WHAT YOU NEED TO DO: All of the material below is to be restated word for word, apart from the pictures.

PROVIDED MATERIAL:

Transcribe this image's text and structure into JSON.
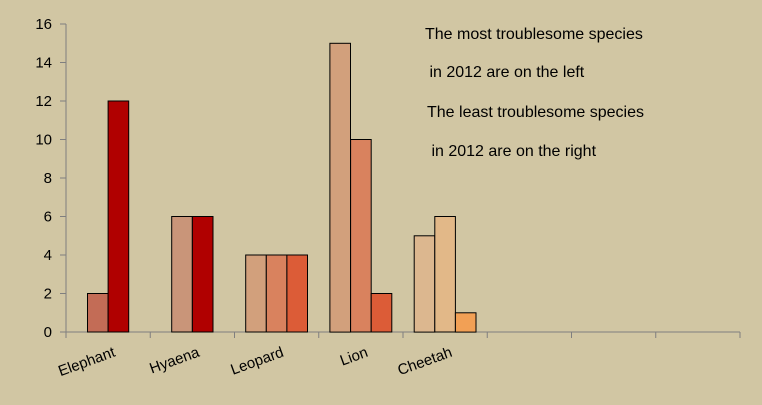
{
  "chart_data": {
    "type": "bar",
    "background_color": "#d1c6a3",
    "categories": [
      "Elephant",
      "Hyaena",
      "Leopard",
      "Lion",
      "Cheetah",
      "",
      "",
      ""
    ],
    "ylim": [
      0,
      16
    ],
    "yticks": [
      0,
      2,
      4,
      6,
      8,
      10,
      12,
      14,
      16
    ],
    "grid": false,
    "legend": "none",
    "bars": [
      {
        "category": "Elephant",
        "value": 2,
        "color": "#c36c56"
      },
      {
        "category": "Elephant",
        "value": 12,
        "color": "#b00000"
      },
      {
        "category": "Hyaena",
        "value": 6,
        "color": "#c99579"
      },
      {
        "category": "Hyaena",
        "value": 6,
        "color": "#b00000"
      },
      {
        "category": "Leopard",
        "value": 4,
        "color": "#d2a07c"
      },
      {
        "category": "Leopard",
        "value": 4,
        "color": "#d9825e"
      },
      {
        "category": "Leopard",
        "value": 4,
        "color": "#dc5c37"
      },
      {
        "category": "Lion",
        "value": 15,
        "color": "#d2a07c"
      },
      {
        "category": "Lion",
        "value": 10,
        "color": "#d9825e"
      },
      {
        "category": "Lion",
        "value": 2,
        "color": "#dc5c37"
      },
      {
        "category": "Cheetah",
        "value": 5,
        "color": "#dcb78f"
      },
      {
        "category": "Cheetah",
        "value": 6,
        "color": "#e2b888"
      },
      {
        "category": "Cheetah",
        "value": 1,
        "color": "#f2a055"
      }
    ],
    "annotations": [
      {
        "line1": "The most troublesome species",
        "line2": " in 2012 are on the left"
      },
      {
        "line1": "The least troublesome species",
        "line2": " in 2012 are on the right"
      }
    ]
  }
}
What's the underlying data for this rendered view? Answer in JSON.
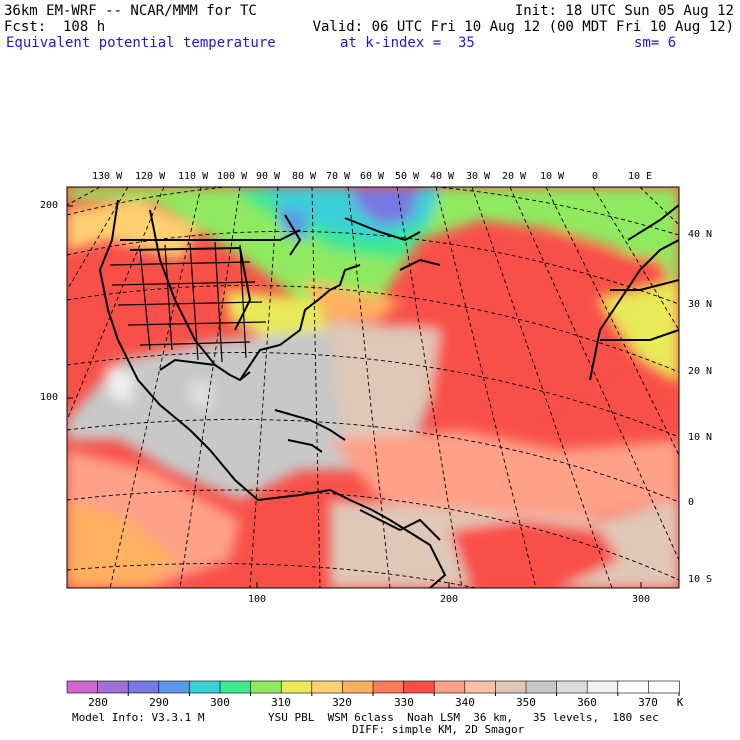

ANSWER TO THE PROBLEM:
Transcribe this image's text and structure into JSON.
{
  "chart_data": {
    "type": "bar",
    "background_color": "#d1c6a3",
    "categories": [
      "Elephant",
      "Hyaena",
      "Leopard",
      "Lion",
      "Cheetah",
      "",
      "",
      ""
    ],
    "ylim": [
      0,
      16
    ],
    "yticks": [
      0,
      2,
      4,
      6,
      8,
      10,
      12,
      14,
      16
    ],
    "grid": false,
    "legend": "none",
    "bars": [
      {
        "category": "Elephant",
        "value": 2,
        "color": "#c36c56"
      },
      {
        "category": "Elephant",
        "value": 12,
        "color": "#b00000"
      },
      {
        "category": "Hyaena",
        "value": 6,
        "color": "#c99579"
      },
      {
        "category": "Hyaena",
        "value": 6,
        "color": "#b00000"
      },
      {
        "category": "Leopard",
        "value": 4,
        "color": "#d2a07c"
      },
      {
        "category": "Leopard",
        "value": 4,
        "color": "#d9825e"
      },
      {
        "category": "Leopard",
        "value": 4,
        "color": "#dc5c37"
      },
      {
        "category": "Lion",
        "value": 15,
        "color": "#d2a07c"
      },
      {
        "category": "Lion",
        "value": 10,
        "color": "#d9825e"
      },
      {
        "category": "Lion",
        "value": 2,
        "color": "#dc5c37"
      },
      {
        "category": "Cheetah",
        "value": 5,
        "color": "#dcb78f"
      },
      {
        "category": "Cheetah",
        "value": 6,
        "color": "#e2b888"
      },
      {
        "category": "Cheetah",
        "value": 1,
        "color": "#f2a055"
      }
    ],
    "annotations": [
      {
        "line1": "The most troublesome species",
        "line2": " in 2012 are on the left"
      },
      {
        "line1": "The least troublesome species",
        "line2": " in 2012 are on the right"
      }
    ]
  }
}
What's the underlying data for this rendered view? Answer in JSON.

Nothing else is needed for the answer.